Challenge:
Search the material for the word "label" and report each line where it turns up.

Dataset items
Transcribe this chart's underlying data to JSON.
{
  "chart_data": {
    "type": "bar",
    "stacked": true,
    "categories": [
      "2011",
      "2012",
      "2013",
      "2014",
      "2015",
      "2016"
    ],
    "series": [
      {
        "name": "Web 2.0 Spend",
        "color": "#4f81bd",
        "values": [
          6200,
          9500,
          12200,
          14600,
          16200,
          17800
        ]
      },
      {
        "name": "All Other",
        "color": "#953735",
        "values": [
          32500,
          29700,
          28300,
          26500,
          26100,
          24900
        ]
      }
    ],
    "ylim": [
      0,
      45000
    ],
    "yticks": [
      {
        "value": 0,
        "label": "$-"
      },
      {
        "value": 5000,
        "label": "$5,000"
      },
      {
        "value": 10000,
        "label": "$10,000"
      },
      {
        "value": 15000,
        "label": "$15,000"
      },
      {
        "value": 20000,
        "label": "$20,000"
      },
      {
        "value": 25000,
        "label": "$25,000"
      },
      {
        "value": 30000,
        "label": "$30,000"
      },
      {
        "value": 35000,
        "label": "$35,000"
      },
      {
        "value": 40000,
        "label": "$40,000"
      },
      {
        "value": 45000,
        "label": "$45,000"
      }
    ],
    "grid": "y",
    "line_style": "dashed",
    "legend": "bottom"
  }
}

Final result:
        "label": "$-"
        "label": "$5,000"
        "label": "$10,000"
        "label": "$15,000"
        "label": "$20,000"
        "label": "$25,000"
        "label": "$30,000"
        "label": "$35,000"
        "label": "$40,000"
        "label": "$45,000"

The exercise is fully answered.